Exercise details>
Print every line of the listing between the line holding "tree-item-label: 权限管理 bbox=[50, 206, 98, 223]" and the line holding "tree-item-label: 日志查看 bbox=[50, 362, 98, 379]", inclusive, character for character and with nothing else.

┄┄┄┄┄┄

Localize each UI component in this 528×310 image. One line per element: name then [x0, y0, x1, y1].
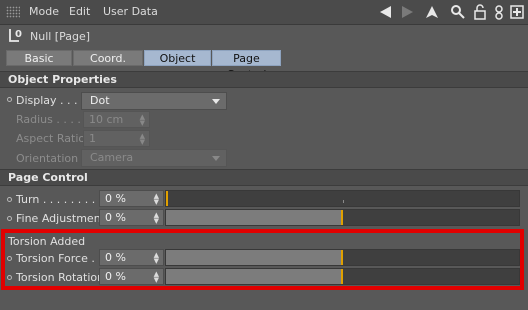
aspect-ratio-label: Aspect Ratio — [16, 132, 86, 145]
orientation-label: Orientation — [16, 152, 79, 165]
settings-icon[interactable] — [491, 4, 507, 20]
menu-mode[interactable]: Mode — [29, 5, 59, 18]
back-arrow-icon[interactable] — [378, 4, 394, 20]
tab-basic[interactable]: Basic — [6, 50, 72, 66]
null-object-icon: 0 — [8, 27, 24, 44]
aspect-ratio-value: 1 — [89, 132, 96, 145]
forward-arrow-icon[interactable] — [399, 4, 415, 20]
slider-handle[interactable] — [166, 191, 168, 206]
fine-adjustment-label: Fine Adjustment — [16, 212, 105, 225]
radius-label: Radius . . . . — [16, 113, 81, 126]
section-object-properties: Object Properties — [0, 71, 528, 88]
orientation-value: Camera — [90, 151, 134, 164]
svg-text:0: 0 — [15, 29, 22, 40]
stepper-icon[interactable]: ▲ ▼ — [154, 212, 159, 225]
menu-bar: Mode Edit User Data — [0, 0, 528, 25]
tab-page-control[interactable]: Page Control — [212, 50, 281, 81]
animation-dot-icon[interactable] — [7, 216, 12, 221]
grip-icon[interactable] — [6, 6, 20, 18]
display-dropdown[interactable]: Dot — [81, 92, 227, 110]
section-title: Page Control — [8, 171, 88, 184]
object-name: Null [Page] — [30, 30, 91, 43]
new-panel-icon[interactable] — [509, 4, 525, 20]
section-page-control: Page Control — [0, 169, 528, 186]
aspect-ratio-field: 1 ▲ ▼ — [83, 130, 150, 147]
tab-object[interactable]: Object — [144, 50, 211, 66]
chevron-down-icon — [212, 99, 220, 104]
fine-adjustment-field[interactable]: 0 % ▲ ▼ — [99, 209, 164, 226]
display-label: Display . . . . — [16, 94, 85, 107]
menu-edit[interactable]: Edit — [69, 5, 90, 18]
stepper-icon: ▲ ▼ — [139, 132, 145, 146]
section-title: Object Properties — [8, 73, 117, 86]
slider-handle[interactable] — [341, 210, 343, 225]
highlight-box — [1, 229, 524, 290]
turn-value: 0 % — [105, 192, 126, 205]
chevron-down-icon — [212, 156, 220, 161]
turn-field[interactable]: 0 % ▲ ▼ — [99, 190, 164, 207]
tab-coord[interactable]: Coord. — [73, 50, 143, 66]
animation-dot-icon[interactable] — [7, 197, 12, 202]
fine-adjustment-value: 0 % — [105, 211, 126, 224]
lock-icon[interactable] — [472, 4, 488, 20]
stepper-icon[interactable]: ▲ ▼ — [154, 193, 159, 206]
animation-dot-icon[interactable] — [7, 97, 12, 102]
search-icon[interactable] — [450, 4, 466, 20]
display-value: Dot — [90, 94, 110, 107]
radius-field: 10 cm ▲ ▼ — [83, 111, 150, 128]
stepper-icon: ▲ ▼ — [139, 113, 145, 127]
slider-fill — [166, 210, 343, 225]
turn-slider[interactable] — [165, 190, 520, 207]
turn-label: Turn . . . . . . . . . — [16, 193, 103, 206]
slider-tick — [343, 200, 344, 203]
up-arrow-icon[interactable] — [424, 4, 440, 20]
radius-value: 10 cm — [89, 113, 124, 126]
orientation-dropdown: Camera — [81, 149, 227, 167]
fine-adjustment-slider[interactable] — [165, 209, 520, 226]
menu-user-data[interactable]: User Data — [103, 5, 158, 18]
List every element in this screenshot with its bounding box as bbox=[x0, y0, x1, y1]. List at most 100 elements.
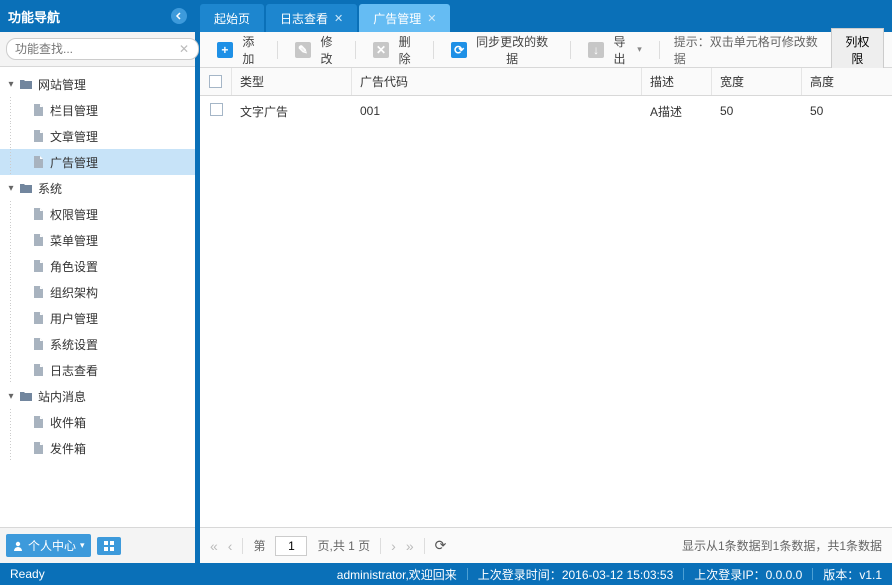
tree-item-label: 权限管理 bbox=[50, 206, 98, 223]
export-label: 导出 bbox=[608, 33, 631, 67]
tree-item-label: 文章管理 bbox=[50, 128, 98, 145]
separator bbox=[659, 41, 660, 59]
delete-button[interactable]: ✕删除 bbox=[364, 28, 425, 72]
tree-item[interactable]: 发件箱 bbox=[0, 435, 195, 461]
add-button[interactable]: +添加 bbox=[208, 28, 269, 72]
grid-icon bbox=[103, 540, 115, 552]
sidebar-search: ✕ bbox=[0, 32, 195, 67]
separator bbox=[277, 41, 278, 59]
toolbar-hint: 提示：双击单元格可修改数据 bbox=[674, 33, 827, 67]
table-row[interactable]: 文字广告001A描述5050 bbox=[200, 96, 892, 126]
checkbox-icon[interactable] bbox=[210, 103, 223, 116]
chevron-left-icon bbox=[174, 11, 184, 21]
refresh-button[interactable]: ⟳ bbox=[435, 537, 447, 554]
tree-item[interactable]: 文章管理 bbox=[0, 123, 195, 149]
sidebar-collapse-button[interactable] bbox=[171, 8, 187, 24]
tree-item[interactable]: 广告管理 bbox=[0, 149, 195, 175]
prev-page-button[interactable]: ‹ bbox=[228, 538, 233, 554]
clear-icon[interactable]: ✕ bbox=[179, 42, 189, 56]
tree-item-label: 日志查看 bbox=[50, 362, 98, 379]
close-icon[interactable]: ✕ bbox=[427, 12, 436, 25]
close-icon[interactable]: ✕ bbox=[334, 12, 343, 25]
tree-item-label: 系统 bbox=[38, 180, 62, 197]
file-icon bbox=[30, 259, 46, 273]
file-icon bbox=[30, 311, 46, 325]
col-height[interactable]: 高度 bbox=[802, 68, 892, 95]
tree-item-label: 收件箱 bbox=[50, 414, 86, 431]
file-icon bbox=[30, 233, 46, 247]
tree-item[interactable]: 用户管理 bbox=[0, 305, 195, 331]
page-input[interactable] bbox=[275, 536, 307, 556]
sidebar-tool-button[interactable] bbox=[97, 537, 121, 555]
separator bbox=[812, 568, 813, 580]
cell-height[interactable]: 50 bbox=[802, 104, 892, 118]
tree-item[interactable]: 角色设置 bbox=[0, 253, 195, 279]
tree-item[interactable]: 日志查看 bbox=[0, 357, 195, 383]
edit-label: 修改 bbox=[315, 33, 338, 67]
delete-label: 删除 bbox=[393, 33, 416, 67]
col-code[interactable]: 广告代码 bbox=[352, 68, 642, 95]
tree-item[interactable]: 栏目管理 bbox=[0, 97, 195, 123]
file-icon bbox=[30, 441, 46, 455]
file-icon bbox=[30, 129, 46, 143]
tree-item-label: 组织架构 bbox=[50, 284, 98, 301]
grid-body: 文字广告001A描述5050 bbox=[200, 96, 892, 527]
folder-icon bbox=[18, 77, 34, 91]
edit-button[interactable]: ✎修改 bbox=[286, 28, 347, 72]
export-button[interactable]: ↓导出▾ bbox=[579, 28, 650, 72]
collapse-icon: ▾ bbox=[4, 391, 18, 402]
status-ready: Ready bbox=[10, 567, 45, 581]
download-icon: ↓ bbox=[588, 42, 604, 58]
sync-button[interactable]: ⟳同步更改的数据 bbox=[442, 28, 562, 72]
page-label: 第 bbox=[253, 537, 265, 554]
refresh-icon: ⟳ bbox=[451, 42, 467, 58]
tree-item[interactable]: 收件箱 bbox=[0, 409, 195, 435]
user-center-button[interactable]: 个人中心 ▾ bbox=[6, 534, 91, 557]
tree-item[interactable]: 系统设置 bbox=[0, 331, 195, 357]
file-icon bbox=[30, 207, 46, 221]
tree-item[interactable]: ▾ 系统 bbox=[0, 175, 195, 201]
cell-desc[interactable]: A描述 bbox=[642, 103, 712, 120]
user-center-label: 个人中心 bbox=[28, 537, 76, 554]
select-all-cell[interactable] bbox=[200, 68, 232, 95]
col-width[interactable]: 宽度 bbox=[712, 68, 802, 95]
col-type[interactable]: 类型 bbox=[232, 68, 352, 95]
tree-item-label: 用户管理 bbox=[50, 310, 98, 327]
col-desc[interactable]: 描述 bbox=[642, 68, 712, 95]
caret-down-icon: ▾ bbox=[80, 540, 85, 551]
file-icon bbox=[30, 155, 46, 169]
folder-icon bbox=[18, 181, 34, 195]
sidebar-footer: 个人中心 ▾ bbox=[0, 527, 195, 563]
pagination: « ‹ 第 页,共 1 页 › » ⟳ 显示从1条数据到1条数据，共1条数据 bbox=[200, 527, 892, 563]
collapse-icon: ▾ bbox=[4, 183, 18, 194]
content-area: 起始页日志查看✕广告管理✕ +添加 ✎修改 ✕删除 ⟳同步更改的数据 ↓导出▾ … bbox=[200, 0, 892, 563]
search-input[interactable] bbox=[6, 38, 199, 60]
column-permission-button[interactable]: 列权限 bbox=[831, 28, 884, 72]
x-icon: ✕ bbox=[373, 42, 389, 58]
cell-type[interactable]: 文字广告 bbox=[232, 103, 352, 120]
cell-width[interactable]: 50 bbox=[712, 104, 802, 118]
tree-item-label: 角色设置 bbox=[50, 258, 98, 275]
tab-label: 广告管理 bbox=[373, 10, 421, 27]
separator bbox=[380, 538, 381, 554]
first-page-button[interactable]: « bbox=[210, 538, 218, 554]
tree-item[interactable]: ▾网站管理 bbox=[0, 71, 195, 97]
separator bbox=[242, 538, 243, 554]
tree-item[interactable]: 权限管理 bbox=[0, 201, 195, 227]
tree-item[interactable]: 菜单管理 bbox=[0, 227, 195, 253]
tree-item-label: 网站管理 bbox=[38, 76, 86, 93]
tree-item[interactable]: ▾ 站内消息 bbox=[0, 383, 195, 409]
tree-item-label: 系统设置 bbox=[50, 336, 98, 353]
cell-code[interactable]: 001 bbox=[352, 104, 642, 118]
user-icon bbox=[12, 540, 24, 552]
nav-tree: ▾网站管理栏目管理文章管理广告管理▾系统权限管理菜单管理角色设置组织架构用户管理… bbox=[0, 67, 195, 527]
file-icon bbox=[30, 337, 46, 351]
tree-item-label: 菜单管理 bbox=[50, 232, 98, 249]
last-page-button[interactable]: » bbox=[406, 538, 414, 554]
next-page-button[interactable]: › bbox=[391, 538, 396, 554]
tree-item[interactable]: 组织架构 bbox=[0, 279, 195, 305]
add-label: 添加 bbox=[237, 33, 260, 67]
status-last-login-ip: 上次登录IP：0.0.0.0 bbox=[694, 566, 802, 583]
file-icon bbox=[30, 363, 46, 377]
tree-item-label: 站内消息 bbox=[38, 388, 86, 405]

┄┄┄┄┄┄

Result>
tree-item-label: 权限管理 bbox=[50, 206, 98, 223]
export-label: 导出 bbox=[608, 33, 631, 67]
tree-item-label: 文章管理 bbox=[50, 128, 98, 145]
separator bbox=[659, 41, 660, 59]
delete-button[interactable]: ✕删除 bbox=[364, 28, 425, 72]
tree-item[interactable]: 发件箱 bbox=[0, 435, 195, 461]
add-button[interactable]: +添加 bbox=[208, 28, 269, 72]
grid-icon bbox=[103, 540, 115, 552]
sidebar-search: ✕ bbox=[0, 32, 195, 67]
separator bbox=[277, 41, 278, 59]
toolbar-hint: 提示：双击单元格可修改数据 bbox=[674, 33, 827, 67]
table-row[interactable]: 文字广告001A描述5050 bbox=[200, 96, 892, 126]
checkbox-icon[interactable] bbox=[210, 103, 223, 116]
chevron-left-icon bbox=[174, 11, 184, 21]
refresh-button[interactable]: ⟳ bbox=[435, 537, 447, 554]
tree-item[interactable]: 文章管理 bbox=[0, 123, 195, 149]
sidebar-collapse-button[interactable] bbox=[171, 8, 187, 24]
tree-item[interactable]: 广告管理 bbox=[0, 149, 195, 175]
prev-page-button[interactable]: ‹ bbox=[228, 538, 233, 554]
clear-icon[interactable]: ✕ bbox=[179, 42, 189, 56]
tree-item-label: 日志查看 bbox=[50, 362, 98, 379]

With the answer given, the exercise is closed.